**Exercise data:**
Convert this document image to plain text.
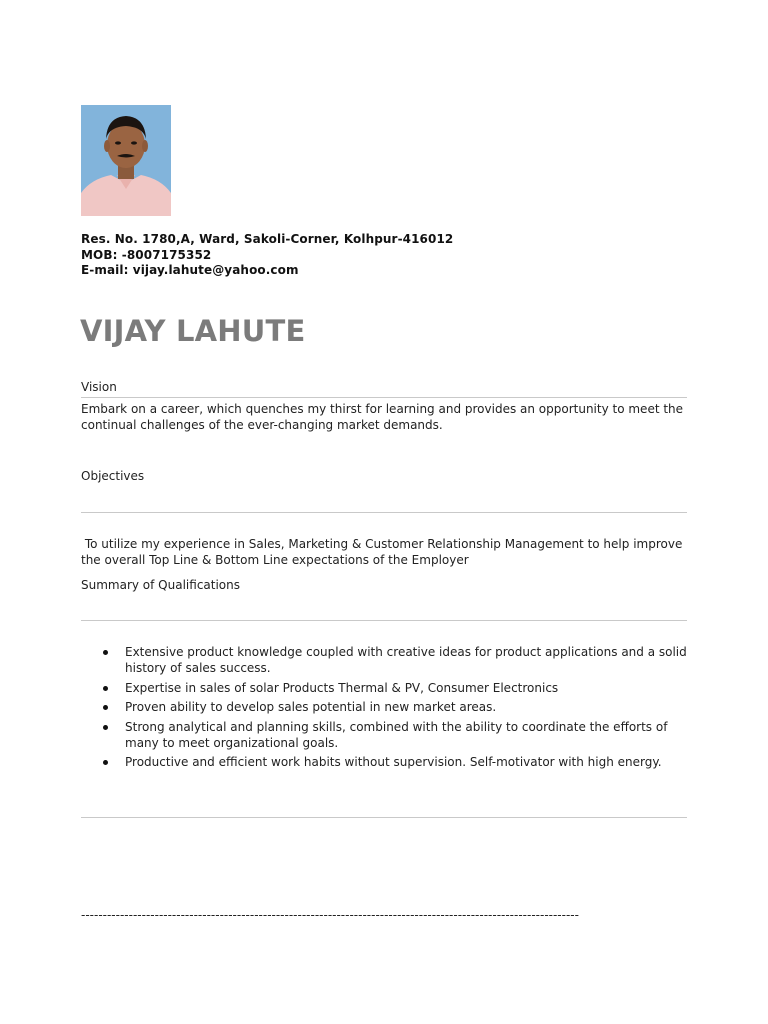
Res. No. 1780,A, Ward, Sakoli-Corner, Kolhpur-416012
MOB: -8007175352
E-mail: vijay.lahute@yahoo.com
VIJAY LAHUTE
Vision
Embark on a career, which quenches my thirst for learning and provides an opportunity to meet the continual challenges of the ever-changing market demands.
Objectives
To utilize my experience in Sales, Marketing & Customer Relationship Management to help improve the overall Top Line & Bottom Line expectations of the Employer
Summary of Qualifications
Extensive product knowledge coupled with creative ideas for product applications and a solid history of sales success.
Expertise in sales of solar Products Thermal & PV, Consumer Electronics
Proven ability to develop sales potential in new market areas.
Strong analytical and planning skills, combined with the ability to coordinate the efforts of many to meet organizational goals.
Productive and efficient work habits without supervision. Self-motivator with high energy.
-------------------------------------------------------------------------------------------------------------------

**The exercise:** Exclude the pictures, and transcribe all of the material exactly.

**Exercise solution:**
Convert this document image to plain text.
Res. No. 1780,A, Ward, Sakoli-Corner, Kolhpur-416012
MOB: -8007175352
E-mail: vijay.lahute@yahoo.com
VIJAY LAHUTE
Vision
Embark on a career, which quenches my thirst for learning and provides an opportunity to meet the continual challenges of the ever-changing market demands.
Objectives
To utilize my experience in Sales, Marketing & Customer Relationship Management to help improve the overall Top Line & Bottom Line expectations of the Employer
Summary of Qualifications
Extensive product knowledge coupled with creative ideas for product applications and a solid history of sales success.
Expertise in sales of solar Products Thermal & PV, Consumer Electronics
Proven ability to develop sales potential in new market areas.
Strong analytical and planning skills, combined with the ability to coordinate the efforts of many to meet organizational goals.
Productive and efficient work habits without supervision. Self-motivator with high energy.
-------------------------------------------------------------------------------------------------------------------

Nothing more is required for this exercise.